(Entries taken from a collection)
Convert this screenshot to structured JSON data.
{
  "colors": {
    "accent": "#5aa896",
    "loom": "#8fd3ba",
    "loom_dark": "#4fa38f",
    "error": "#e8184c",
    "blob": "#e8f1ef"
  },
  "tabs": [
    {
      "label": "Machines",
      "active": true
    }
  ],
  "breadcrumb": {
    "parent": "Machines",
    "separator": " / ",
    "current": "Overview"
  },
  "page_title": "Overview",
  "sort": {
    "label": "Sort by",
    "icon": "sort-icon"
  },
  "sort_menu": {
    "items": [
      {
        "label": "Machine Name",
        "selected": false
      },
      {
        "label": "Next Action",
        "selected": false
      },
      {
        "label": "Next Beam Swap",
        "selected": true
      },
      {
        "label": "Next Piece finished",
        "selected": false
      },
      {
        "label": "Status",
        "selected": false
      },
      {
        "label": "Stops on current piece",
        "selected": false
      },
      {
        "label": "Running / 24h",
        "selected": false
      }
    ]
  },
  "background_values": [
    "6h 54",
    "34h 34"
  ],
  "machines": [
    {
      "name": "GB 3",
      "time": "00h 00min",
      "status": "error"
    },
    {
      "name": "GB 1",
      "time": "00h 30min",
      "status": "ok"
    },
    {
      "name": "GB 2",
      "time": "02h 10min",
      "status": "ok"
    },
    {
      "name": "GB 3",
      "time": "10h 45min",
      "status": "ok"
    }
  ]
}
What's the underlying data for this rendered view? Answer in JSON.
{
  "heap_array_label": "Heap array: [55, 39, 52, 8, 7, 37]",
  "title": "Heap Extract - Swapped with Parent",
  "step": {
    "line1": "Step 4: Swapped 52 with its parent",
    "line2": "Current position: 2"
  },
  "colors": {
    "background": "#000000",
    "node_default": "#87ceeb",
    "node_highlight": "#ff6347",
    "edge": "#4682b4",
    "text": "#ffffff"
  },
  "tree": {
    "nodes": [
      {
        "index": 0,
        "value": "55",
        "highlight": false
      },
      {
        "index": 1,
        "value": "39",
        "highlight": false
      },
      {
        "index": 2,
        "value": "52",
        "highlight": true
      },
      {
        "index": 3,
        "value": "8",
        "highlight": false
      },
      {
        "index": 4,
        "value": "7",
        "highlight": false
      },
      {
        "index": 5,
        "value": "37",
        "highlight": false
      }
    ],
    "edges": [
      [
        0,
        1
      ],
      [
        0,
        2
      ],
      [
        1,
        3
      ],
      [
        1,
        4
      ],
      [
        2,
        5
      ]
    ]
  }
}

### Task requirements
Repeat the lines above exactly.

### Expected answer
Convert this screenshot to structured JSON data.
{
  "colors": {
    "accent": "#5aa896",
    "loom": "#8fd3ba",
    "loom_dark": "#4fa38f",
    "error": "#e8184c",
    "blob": "#e8f1ef"
  },
  "tabs": [
    {
      "label": "Machines",
      "active": true
    }
  ],
  "breadcrumb": {
    "parent": "Machines",
    "separator": " / ",
    "current": "Overview"
  },
  "page_title": "Overview",
  "sort": {
    "label": "Sort by",
    "icon": "sort-icon"
  },
  "sort_menu": {
    "items": [
      {
        "label": "Machine Name",
        "selected": false
      },
      {
        "label": "Next Action",
        "selected": false
      },
      {
        "label": "Next Beam Swap",
        "selected": true
      },
      {
        "label": "Next Piece finished",
        "selected": false
      },
      {
        "label": "Status",
        "selected": false
      },
      {
        "label": "Stops on current piece",
        "selected": false
      },
      {
        "label": "Running / 24h",
        "selected": false
      }
    ]
  },
  "background_values": [
    "6h 54",
    "34h 34"
  ],
  "machines": [
    {
      "name": "GB 3",
      "time": "00h 00min",
      "status": "error"
    },
    {
      "name": "GB 1",
      "time": "00h 30min",
      "status": "ok"
    },
    {
      "name": "GB 2",
      "time": "02h 10min",
      "status": "ok"
    },
    {
      "name": "GB 3",
      "time": "10h 45min",
      "status": "ok"
    }
  ]
}
What's the underlying data for this rendered view? Answer in JSON.
{
  "heap_array_label": "Heap array: [55, 39, 52, 8, 7, 37]",
  "title": "Heap Extract - Swapped with Parent",
  "step": {
    "line1": "Step 4: Swapped 52 with its parent",
    "line2": "Current position: 2"
  },
  "colors": {
    "background": "#000000",
    "node_default": "#87ceeb",
    "node_highlight": "#ff6347",
    "edge": "#4682b4",
    "text": "#ffffff"
  },
  "tree": {
    "nodes": [
      {
        "index": 0,
        "value": "55",
        "highlight": false
      },
      {
        "index": 1,
        "value": "39",
        "highlight": false
      },
      {
        "index": 2,
        "value": "52",
        "highlight": true
      },
      {
        "index": 3,
        "value": "8",
        "highlight": false
      },
      {
        "index": 4,
        "value": "7",
        "highlight": false
      },
      {
        "index": 5,
        "value": "37",
        "highlight": false
      }
    ],
    "edges": [
      [
        0,
        1
      ],
      [
        0,
        2
      ],
      [
        1,
        3
      ],
      [
        1,
        4
      ],
      [
        2,
        5
      ]
    ]
  }
}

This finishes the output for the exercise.